■ **WORK REQUIRED**: Starting from the first line of the records and ending after the line that contains "- phone-field[interactable]: [101, 280, 289, 292]", lay out those lines as a Markdown table with the columns Row and Record line, skipping blank lines.

■ **GIVEN RECORDS**:
□ □ □ □
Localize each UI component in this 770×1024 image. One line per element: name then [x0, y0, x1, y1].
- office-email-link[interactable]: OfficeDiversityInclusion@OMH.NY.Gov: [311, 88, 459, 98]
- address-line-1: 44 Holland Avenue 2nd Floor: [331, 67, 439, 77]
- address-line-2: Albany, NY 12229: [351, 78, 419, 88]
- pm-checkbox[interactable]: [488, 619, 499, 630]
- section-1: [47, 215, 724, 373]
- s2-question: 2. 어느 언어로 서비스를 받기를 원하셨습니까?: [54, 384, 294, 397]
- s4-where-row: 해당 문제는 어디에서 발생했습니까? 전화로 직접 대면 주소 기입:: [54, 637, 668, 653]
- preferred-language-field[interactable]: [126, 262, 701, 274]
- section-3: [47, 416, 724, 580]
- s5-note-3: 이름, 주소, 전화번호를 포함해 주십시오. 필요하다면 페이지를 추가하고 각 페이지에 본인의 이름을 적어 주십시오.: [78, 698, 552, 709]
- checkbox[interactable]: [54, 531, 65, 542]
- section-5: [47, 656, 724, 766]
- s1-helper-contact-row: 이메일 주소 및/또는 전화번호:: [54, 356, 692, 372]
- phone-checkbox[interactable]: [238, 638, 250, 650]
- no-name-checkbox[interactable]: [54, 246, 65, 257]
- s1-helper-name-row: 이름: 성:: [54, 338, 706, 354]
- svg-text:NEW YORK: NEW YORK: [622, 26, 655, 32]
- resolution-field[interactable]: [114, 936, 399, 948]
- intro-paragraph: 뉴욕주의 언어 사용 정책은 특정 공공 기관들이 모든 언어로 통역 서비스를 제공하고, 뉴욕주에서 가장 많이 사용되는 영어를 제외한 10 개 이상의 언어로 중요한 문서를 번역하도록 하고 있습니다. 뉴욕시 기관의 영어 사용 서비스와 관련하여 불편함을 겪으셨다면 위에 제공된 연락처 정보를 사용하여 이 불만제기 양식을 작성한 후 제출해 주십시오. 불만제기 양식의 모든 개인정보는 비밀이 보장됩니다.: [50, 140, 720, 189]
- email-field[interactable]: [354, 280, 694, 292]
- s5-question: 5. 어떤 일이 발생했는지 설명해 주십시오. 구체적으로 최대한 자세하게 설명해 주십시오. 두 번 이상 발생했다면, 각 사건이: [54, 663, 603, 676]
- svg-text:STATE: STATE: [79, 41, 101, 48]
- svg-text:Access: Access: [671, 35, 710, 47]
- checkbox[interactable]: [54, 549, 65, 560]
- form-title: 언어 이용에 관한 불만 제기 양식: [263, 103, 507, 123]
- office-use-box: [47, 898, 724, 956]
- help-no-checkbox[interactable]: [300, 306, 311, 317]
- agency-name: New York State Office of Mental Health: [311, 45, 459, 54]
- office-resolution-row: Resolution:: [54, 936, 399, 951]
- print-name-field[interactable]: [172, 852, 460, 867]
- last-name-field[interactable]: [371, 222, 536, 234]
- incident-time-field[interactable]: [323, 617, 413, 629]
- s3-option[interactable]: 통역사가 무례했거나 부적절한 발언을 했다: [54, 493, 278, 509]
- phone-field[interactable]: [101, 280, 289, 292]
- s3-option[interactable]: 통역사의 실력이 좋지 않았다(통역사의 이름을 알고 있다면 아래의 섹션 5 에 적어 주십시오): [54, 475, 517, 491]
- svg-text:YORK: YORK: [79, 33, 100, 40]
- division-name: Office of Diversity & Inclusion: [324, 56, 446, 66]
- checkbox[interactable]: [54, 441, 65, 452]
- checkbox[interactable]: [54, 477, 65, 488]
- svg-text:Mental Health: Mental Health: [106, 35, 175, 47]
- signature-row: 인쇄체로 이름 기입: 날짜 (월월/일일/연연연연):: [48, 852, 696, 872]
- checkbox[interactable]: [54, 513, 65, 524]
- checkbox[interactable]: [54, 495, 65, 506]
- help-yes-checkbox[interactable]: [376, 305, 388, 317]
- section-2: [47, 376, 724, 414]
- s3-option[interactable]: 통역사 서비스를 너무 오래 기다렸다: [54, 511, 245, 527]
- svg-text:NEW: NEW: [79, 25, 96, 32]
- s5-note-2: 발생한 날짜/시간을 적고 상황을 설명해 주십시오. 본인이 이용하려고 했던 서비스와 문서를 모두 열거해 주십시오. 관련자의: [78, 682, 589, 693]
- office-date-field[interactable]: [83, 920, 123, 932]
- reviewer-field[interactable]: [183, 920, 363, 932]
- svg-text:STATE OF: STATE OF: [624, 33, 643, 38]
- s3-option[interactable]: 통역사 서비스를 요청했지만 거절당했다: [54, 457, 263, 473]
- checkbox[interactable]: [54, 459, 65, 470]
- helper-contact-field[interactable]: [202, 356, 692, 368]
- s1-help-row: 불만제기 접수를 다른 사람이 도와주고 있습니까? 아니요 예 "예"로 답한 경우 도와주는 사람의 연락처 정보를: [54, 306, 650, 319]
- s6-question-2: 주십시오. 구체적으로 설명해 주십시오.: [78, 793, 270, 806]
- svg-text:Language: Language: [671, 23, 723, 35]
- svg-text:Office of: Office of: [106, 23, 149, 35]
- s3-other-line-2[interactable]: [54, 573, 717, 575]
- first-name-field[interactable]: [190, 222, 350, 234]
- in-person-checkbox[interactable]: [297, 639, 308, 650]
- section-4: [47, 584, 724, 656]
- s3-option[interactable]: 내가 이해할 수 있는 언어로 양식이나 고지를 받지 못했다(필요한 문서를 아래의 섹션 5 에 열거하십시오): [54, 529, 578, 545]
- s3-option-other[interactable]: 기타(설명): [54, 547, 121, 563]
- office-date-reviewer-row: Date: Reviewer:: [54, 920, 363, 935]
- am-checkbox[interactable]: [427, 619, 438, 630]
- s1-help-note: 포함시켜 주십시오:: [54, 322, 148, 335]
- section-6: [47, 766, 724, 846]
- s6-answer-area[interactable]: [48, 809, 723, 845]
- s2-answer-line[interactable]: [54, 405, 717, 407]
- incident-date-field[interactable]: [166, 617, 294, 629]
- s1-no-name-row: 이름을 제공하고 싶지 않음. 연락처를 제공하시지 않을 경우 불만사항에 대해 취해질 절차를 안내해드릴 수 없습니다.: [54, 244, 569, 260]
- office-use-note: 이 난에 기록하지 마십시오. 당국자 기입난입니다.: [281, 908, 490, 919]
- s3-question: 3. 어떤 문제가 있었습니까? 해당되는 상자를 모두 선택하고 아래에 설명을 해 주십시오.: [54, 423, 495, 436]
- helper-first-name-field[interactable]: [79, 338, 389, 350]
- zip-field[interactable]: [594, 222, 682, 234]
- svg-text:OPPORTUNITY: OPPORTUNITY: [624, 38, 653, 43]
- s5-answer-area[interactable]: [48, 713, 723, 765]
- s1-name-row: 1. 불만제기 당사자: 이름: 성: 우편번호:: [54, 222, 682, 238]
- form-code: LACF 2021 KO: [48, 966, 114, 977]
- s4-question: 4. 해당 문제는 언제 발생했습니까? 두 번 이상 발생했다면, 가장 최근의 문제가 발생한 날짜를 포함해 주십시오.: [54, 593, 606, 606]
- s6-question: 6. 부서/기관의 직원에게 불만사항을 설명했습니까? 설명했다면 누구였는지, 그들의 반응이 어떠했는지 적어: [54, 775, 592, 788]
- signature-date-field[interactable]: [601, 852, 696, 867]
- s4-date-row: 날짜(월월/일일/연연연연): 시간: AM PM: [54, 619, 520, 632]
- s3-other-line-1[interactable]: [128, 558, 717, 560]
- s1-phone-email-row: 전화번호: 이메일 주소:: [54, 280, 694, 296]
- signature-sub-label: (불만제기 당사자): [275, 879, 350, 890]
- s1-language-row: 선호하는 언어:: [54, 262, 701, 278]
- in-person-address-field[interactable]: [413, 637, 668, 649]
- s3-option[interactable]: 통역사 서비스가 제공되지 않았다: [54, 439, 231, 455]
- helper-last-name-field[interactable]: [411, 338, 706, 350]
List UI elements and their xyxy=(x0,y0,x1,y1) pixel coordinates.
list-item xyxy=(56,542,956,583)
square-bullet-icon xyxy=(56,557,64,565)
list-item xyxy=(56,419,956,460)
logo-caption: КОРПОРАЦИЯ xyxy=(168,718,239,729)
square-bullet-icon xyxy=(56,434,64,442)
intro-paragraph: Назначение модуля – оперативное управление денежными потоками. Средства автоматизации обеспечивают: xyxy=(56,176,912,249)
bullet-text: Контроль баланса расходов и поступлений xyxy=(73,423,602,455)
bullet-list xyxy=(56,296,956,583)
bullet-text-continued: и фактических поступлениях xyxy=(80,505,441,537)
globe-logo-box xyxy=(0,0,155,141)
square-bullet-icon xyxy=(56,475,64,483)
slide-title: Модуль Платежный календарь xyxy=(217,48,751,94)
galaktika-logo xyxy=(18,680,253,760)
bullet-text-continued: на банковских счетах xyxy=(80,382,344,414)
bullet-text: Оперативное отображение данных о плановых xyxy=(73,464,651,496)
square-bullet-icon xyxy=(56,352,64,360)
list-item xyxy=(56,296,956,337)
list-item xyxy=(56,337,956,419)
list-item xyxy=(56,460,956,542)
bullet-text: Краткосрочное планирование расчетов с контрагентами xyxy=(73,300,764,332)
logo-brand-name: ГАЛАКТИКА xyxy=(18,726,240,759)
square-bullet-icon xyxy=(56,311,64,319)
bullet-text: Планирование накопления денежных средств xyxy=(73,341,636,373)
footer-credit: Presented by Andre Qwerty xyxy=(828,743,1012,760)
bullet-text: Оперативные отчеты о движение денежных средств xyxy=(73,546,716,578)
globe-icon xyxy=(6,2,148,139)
□ □ □ □
■ **WRITTEN REPLY**:
| Row | Record line |
|---|---|
| 1 | Localize each UI component in this 770×1024 image. One line per element: name then [x0, y0, x1, y1]. |
| 2 | - office-email-link[interactable]: OfficeDiversityInclusion@OMH.NY.Gov: [311, 88, 459, 98] |
| 3 | - address-line-1: 44 Holland Avenue 2nd Floor: [331, 67, 439, 77] |
| 4 | - address-line-2: Albany, NY 12229: [351, 78, 419, 88] |
| 5 | - pm-checkbox[interactable]: [488, 619, 499, 630] |
| 6 | - section-1: [47, 215, 724, 373] |
| 7 | - s2-question: 2. 어느 언어로 서비스를 받기를 원하셨습니까?: [54, 384, 294, 397] |
| 8 | - s4-where-row: 해당 문제는 어디에서 발생했습니까? 전화로 직접 대면 주소 기입:: [54, 637, 668, 653] |
| 9 | - preferred-language-field[interactable]: [126, 262, 701, 274] |
| 10 | - section-3: [47, 416, 724, 580] |
| 11 | - s5-note-3: 이름, 주소, 전화번호를 포함해 주십시오. 필요하다면 페이지를 추가하고 각 페이지에 본인의 이름을 적어 주십시오.: [78, 698, 552, 709] |
| 12 | - checkbox[interactable]: [54, 531, 65, 542] |
| 13 | - section-5: [47, 656, 724, 766] |
| 14 | - s1-helper-contact-row: 이메일 주소 및/또는 전화번호:: [54, 356, 692, 372] |
| 15 | - phone-checkbox[interactable]: [238, 638, 250, 650] |
| 16 | - no-name-checkbox[interactable]: [54, 246, 65, 257] |
| 17 | - s1-helper-name-row: 이름: 성:: [54, 338, 706, 354] |
| 18 | - svg-text:NEW YORK: NEW YORK: [622, 26, 655, 32] |
| 19 | - resolution-field[interactable]: [114, 936, 399, 948] |
| 20 | - intro-paragraph: 뉴욕주의 언어 사용 정책은 특정 공공 기관들이 모든 언어로 통역 서비스를 제공하고, 뉴욕주에서 가장 많이 사용되는 영어를 제외한 10 개 이상의 언어로 중요한 문서를 번역하도록 하고 있습니다. 뉴욕시 기관의 영어 사용 서비스와 관련하여 불편함을 겪으셨다면 위에 제공된 연락처 정보를 사용하여 이 불만제기 양식을 작성한 후 제출해 주십시오. 불만제기 양식의 모든 개인정보는 비밀이 보장됩니다.: [50, 140, 720, 189] |
| 21 | - email-field[interactable]: [354, 280, 694, 292] |
| 22 | - s5-question: 5. 어떤 일이 발생했는지 설명해 주십시오. 구체적으로 최대한 자세하게 설명해 주십시오. 두 번 이상 발생했다면, 각 사건이: [54, 663, 603, 676] |
| 23 | - svg-text:STATE: STATE: [79, 41, 101, 48] |
| 24 | - svg-text:Access: Access: [671, 35, 710, 47] |
| 25 | - checkbox[interactable]: [54, 549, 65, 560] |
| 26 | - form-title: 언어 이용에 관한 불만 제기 양식: [263, 103, 507, 123] |
| 27 | - office-use-box: [47, 898, 724, 956] |
| 28 | - help-no-checkbox[interactable]: [300, 306, 311, 317] |
| 29 | - agency-name: New York State Office of Mental Health: [311, 45, 459, 54] |
| 30 | - office-resolution-row: Resolution:: [54, 936, 399, 951] |
| 31 | - print-name-field[interactable]: [172, 852, 460, 867] |
| 32 | - last-name-field[interactable]: [371, 222, 536, 234] |
| 33 | - incident-time-field[interactable]: [323, 617, 413, 629] |
| 34 | - s3-option[interactable]: 통역사가 무례했거나 부적절한 발언을 했다: [54, 493, 278, 509] |
| 35 | - phone-field[interactable]: [101, 280, 289, 292] |